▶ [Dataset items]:
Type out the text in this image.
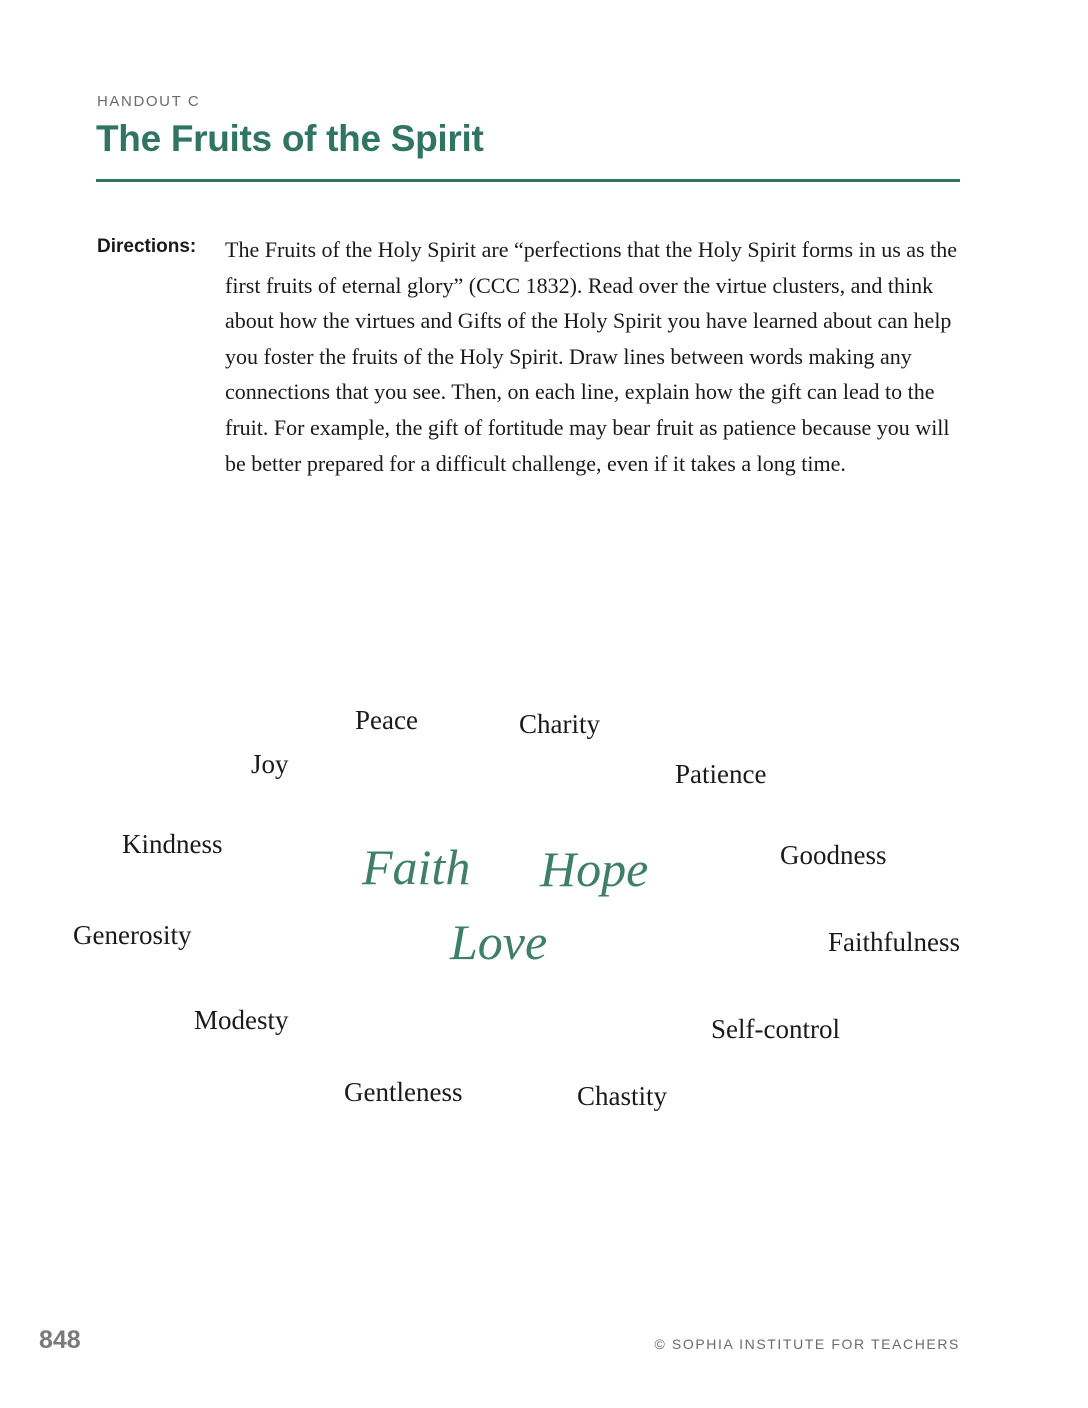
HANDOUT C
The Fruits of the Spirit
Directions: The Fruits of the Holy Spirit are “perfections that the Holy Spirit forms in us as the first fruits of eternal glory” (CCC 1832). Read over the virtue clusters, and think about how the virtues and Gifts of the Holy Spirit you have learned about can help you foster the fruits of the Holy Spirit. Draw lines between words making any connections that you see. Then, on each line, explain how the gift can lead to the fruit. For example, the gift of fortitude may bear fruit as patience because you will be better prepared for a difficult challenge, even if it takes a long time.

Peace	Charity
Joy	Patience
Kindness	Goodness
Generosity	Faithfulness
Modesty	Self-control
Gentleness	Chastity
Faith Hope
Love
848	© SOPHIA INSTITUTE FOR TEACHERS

* * *

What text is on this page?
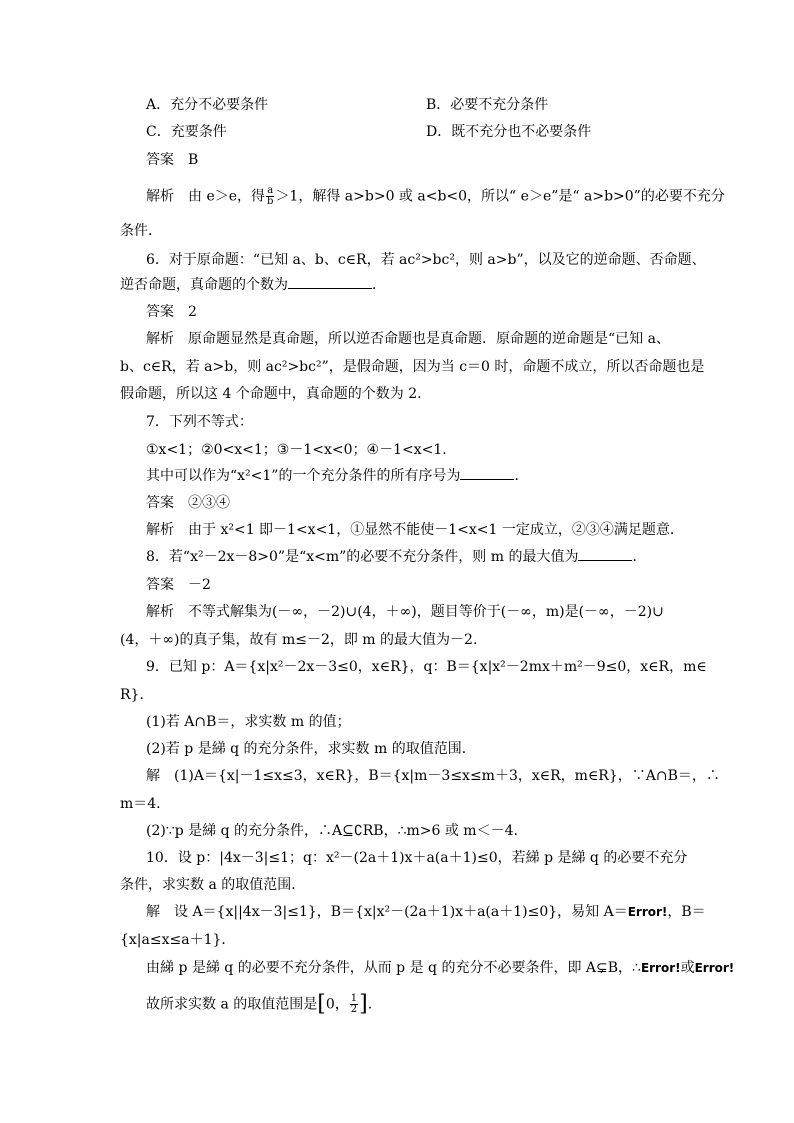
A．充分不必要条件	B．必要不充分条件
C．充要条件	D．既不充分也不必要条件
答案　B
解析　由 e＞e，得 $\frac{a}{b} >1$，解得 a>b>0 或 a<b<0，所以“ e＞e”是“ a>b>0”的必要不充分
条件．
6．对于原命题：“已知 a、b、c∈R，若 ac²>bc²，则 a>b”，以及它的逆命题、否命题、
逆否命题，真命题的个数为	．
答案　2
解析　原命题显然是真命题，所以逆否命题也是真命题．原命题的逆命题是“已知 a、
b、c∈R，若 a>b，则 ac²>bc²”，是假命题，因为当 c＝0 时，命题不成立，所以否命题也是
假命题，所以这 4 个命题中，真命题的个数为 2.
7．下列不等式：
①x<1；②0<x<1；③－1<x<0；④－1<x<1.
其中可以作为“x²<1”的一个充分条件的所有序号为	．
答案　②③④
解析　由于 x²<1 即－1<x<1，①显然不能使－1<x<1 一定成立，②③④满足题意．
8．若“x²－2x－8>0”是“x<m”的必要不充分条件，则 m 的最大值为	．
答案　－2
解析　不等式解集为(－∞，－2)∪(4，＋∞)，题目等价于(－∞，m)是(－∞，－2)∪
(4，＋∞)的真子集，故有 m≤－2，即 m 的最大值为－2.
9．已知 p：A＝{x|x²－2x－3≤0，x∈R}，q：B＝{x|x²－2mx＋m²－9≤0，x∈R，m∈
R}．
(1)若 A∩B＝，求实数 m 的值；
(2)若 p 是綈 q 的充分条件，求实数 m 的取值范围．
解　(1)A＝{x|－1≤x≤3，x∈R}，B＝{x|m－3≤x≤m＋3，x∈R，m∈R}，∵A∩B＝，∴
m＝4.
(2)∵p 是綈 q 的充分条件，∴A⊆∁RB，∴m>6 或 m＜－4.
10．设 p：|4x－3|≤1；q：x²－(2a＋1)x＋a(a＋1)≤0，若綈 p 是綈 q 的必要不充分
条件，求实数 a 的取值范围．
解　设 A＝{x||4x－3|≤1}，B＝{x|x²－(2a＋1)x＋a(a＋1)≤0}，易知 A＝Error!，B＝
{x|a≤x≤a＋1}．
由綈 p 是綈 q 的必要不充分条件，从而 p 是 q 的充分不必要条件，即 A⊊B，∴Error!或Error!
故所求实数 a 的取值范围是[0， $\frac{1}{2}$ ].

▶ [INSTRUCTION]: Look through the entries above; copy every line holding the string "的充分条件".

▶ [SOLUTION]:
(2)若 p 是綈 q 的充分条件，求实数 m 的取值范围．
(2)∵p 是綈 q 的充分条件，∴A⊆∁RB，∴m>6 或 m＜－4.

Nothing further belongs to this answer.